## AUFGABENSTELLUNG
Bearbeite die Auflistung von der Zeile mit „y0, x1, y1].“ bis hinunter zur Zeile mit „37, 751, 57]“: Ersetze dort „colorbar-segment“ durch „scale-segment“ und gib diese Zeilen sonst unverändert wieder.

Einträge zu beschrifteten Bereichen
━━━━━━━━━━━━━━━━━━━━
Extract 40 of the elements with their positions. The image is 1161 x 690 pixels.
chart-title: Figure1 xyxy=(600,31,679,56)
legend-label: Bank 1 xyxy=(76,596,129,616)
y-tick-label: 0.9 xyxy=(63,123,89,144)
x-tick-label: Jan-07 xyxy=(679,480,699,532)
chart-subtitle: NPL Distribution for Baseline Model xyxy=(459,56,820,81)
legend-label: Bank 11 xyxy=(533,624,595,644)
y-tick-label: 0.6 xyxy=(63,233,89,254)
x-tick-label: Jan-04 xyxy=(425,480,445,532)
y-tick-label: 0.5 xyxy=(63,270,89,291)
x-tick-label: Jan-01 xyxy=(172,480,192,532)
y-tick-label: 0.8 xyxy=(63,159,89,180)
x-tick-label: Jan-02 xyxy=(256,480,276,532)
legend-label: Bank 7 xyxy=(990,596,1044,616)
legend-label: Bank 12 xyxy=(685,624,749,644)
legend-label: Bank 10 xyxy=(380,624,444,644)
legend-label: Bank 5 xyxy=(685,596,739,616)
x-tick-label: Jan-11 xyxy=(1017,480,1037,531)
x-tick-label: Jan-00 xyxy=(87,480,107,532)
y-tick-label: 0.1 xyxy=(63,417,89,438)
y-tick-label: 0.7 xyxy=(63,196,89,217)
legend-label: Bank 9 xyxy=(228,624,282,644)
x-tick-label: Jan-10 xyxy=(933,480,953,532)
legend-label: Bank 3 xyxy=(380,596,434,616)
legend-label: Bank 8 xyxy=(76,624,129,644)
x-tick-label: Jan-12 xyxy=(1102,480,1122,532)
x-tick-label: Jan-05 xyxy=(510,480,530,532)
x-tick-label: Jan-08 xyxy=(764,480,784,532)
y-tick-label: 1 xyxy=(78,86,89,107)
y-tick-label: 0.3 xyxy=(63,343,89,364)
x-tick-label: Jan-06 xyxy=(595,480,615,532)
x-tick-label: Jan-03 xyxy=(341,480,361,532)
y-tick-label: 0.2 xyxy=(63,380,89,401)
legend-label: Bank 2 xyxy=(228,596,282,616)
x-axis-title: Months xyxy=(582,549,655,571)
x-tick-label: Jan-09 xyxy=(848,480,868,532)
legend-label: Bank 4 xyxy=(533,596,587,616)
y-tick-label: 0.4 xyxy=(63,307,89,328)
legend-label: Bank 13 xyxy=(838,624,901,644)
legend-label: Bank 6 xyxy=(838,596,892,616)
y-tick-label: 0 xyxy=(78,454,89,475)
━━━━━━━━━━━━━━━━━━━━
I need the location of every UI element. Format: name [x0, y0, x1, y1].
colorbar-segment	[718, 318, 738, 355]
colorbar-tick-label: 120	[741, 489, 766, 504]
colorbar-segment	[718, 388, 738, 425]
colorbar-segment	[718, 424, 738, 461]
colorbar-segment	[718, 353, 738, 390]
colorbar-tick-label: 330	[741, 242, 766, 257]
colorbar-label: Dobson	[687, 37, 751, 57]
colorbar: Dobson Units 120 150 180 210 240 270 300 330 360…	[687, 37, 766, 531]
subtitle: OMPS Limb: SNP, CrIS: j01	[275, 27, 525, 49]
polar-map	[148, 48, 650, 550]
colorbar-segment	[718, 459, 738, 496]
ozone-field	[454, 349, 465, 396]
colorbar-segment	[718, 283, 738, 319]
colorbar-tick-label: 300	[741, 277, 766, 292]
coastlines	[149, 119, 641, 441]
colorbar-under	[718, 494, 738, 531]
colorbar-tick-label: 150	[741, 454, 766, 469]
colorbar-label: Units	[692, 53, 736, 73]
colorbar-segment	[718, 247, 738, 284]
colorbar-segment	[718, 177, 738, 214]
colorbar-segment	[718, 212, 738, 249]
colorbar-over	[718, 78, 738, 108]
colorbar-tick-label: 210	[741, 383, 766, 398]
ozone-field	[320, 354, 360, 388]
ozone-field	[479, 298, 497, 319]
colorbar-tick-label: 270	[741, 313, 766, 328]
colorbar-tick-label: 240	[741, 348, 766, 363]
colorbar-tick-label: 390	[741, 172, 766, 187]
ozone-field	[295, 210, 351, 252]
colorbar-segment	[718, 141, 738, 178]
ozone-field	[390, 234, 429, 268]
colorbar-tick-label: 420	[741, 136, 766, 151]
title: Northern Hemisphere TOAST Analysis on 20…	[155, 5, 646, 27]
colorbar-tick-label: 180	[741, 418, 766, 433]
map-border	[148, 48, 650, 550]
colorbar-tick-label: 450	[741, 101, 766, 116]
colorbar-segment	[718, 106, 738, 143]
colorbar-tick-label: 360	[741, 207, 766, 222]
━━━━━━━━━━━━━━━━━━━━
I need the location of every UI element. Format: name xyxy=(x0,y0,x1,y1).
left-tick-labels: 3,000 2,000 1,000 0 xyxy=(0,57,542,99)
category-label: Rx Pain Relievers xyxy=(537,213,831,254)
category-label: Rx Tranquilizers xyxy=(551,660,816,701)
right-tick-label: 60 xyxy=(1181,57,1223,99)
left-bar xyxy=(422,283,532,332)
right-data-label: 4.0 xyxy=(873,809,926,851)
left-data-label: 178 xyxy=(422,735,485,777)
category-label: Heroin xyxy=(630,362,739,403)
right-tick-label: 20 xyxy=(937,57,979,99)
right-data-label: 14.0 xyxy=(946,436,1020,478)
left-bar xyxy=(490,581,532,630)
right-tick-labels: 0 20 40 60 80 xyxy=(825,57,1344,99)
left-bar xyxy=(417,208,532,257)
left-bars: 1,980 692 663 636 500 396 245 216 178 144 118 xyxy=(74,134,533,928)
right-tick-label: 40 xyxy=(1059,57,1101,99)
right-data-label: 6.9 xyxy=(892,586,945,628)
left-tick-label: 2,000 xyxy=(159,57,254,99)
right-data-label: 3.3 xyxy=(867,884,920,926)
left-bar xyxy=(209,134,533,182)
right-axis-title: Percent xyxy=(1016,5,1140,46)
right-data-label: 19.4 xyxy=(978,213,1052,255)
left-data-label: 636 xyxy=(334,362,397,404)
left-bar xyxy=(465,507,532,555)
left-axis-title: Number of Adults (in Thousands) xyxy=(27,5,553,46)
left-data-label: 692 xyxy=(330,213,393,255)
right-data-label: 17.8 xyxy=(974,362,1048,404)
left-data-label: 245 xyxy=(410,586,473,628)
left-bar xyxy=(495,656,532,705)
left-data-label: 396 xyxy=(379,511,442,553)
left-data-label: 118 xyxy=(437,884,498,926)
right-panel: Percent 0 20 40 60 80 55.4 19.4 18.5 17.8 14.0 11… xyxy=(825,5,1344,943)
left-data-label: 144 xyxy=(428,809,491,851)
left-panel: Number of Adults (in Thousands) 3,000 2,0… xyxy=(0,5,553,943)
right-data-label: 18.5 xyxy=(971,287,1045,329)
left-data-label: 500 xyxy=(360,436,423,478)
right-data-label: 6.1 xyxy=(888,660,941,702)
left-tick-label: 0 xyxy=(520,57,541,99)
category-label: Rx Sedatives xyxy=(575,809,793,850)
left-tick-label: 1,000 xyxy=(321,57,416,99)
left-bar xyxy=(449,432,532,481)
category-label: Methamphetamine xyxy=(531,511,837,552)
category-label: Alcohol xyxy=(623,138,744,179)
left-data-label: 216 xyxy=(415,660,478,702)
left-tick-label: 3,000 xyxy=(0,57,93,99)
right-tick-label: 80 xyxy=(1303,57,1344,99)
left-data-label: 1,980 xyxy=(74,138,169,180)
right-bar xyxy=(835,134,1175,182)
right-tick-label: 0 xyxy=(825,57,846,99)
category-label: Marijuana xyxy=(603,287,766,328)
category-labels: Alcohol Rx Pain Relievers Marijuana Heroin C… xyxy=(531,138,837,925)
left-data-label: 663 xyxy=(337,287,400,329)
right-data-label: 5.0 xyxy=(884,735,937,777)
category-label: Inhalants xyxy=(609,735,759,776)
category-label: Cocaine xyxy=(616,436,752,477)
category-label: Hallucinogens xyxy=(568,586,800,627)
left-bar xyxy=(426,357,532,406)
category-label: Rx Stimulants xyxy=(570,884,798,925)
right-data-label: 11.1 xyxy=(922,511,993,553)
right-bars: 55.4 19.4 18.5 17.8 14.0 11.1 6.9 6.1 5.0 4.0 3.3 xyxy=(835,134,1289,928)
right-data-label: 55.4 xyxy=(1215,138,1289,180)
━━━━━━━━━━━━━━━━━━━━
## ERGEBNIS
I need the location of every UI element. Format: name [x0, y0, x1, y1].
scale-segment	[718, 318, 738, 355]
colorbar-tick-label: 120	[741, 489, 766, 504]
scale-segment	[718, 388, 738, 425]
scale-segment	[718, 424, 738, 461]
scale-segment	[718, 353, 738, 390]
colorbar-tick-label: 330	[741, 242, 766, 257]
colorbar-label: Dobson	[687, 37, 751, 57]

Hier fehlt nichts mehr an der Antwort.